• [WHAT THE TASK REQUIRES]: Return all lines in the material below that contain "with".

***

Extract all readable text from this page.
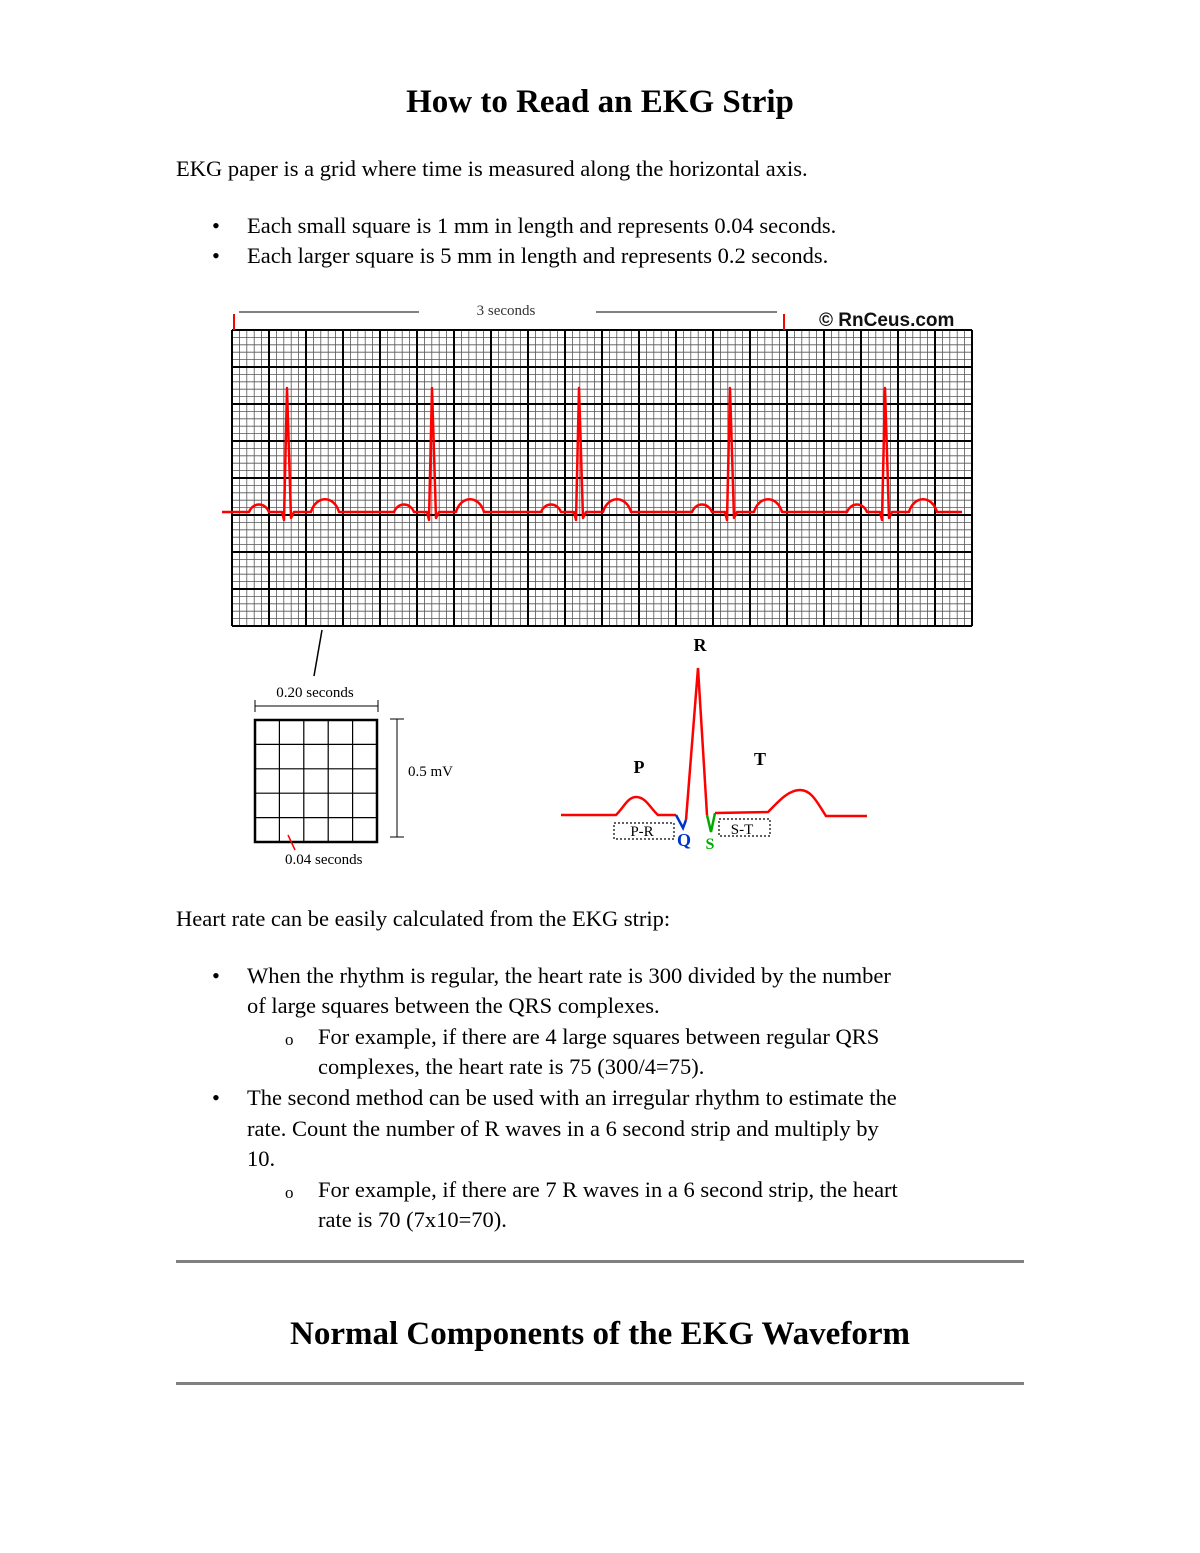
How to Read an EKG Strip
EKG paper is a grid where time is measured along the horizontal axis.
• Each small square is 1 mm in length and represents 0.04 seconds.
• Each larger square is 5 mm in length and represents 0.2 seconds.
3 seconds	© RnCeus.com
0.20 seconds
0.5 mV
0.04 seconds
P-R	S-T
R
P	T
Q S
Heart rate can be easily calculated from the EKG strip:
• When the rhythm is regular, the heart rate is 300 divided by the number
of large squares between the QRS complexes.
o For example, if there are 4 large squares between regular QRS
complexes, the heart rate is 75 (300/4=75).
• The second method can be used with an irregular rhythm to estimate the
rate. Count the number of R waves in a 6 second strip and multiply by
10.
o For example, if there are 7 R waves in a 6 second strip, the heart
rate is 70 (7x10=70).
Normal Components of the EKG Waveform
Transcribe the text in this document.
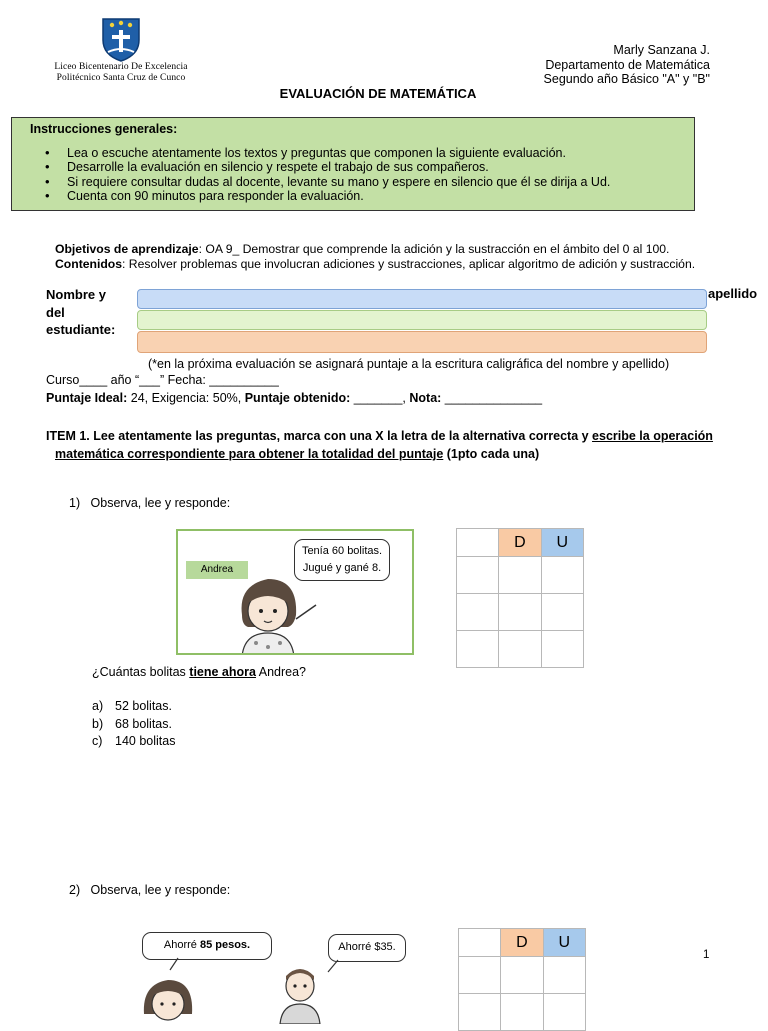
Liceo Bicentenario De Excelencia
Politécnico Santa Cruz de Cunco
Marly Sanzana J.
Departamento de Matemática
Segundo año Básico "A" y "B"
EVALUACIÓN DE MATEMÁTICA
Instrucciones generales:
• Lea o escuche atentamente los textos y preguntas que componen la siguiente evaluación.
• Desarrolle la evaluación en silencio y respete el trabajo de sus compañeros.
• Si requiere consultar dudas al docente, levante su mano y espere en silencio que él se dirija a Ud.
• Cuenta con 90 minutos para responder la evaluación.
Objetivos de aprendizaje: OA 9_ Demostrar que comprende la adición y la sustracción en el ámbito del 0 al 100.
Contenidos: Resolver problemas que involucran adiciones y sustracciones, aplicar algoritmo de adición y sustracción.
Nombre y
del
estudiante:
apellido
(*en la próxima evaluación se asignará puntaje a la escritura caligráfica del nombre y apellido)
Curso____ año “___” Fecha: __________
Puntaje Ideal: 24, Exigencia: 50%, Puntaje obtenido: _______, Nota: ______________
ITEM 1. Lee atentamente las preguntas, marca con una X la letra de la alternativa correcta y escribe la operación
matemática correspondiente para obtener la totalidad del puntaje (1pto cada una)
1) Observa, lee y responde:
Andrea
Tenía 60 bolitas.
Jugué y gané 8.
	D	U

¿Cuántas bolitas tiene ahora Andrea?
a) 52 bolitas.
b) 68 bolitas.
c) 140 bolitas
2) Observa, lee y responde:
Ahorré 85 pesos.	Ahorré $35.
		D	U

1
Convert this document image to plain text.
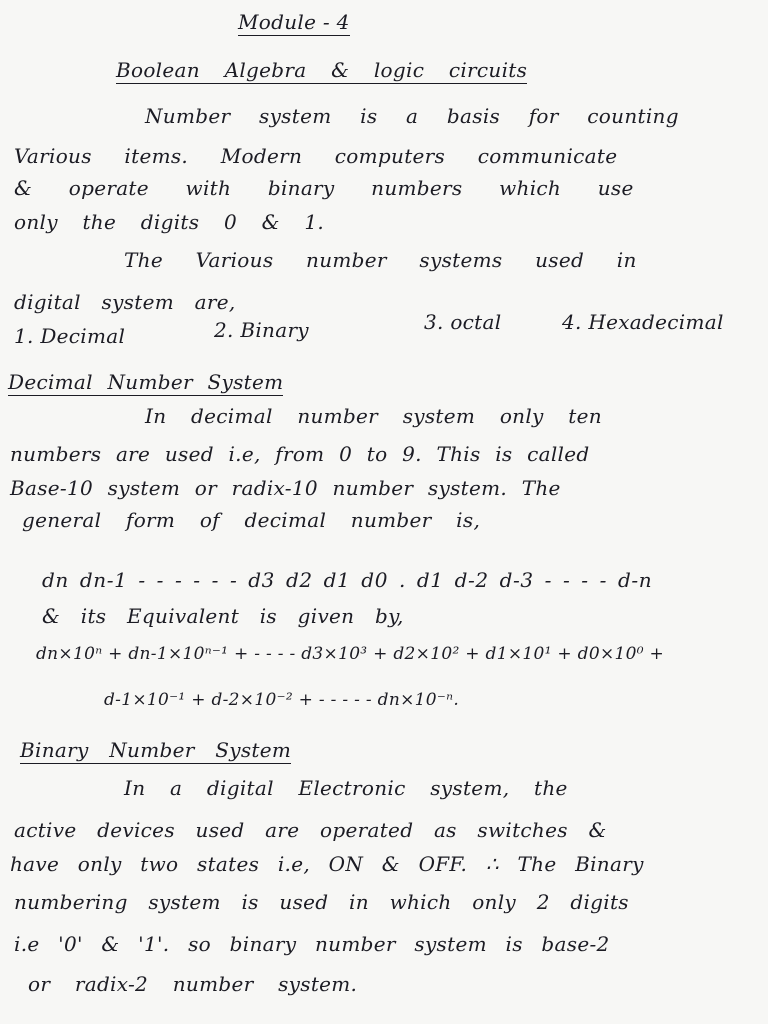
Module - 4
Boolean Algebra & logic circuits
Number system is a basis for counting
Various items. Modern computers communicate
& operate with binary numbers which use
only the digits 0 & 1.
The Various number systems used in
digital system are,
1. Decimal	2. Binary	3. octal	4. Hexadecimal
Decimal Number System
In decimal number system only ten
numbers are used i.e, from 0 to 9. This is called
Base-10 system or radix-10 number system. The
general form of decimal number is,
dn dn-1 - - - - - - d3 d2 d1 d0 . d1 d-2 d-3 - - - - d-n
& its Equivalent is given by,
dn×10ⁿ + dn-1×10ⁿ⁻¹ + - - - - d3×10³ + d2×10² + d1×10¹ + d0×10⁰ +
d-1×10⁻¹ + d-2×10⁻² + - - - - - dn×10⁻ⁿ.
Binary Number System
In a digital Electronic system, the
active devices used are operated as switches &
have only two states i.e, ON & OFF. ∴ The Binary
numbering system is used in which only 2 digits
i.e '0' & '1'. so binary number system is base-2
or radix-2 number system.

***

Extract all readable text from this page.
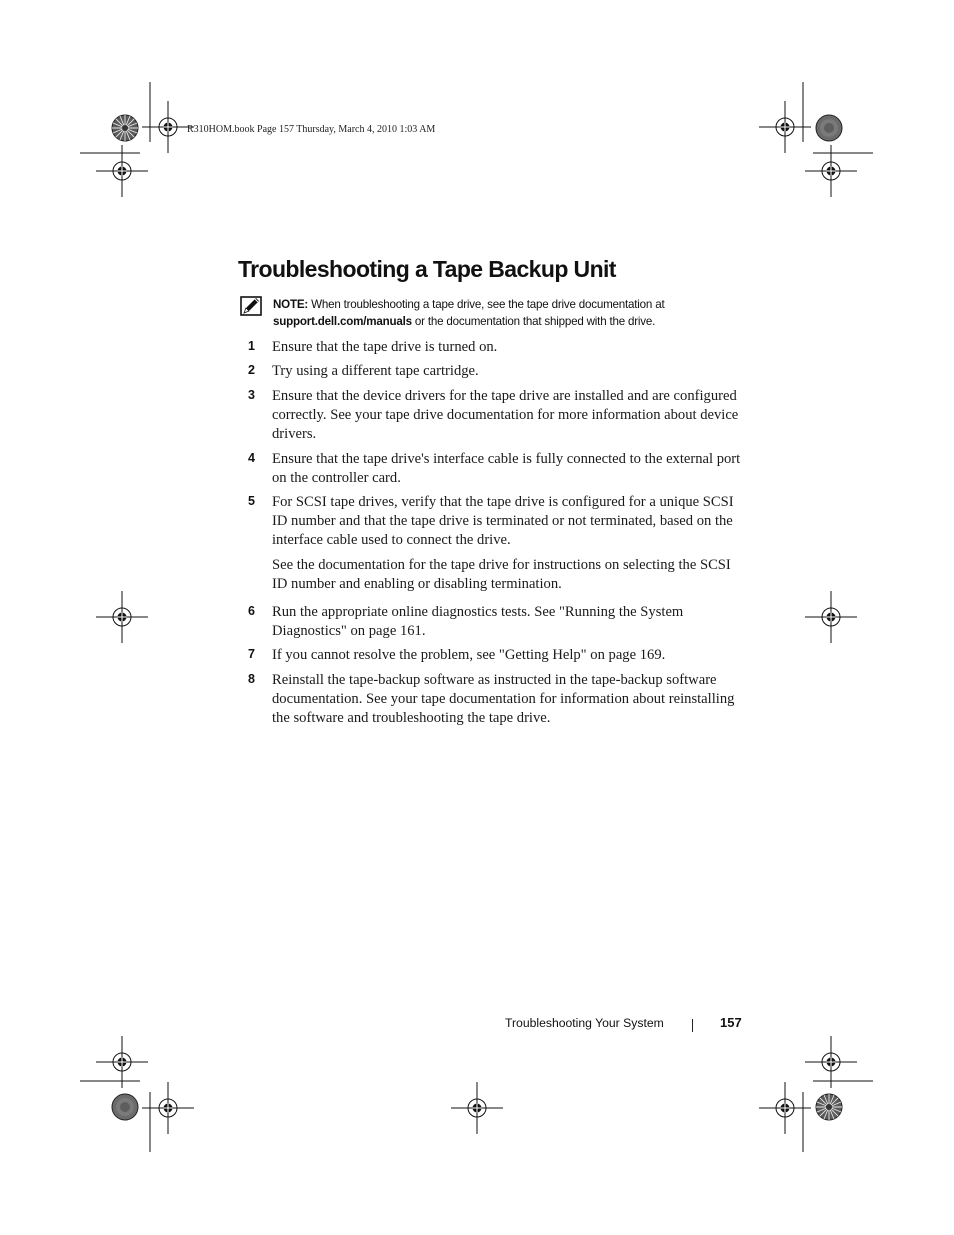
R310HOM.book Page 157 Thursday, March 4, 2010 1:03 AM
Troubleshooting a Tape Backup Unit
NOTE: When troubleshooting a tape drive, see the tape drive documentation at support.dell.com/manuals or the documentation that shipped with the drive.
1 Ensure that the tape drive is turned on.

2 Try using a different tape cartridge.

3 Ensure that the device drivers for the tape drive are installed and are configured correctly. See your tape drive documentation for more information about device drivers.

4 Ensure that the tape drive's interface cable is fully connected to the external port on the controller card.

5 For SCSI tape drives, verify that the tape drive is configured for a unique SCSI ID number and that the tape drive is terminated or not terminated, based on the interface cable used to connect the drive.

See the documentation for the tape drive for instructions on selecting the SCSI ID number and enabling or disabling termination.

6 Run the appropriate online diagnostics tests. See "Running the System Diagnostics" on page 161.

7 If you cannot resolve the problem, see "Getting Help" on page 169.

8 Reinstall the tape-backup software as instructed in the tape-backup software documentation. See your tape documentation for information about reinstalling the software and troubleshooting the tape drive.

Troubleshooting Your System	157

***

• [EXERCISE ANSWER]:
• The second method can be used with an irregular rhythm to estimate the
& operate with binary numbers which use
NOTE: When troubleshooting a tape drive, see the tape drive documentation at support.dell.com/manuals or the documentation that shipped with the drive.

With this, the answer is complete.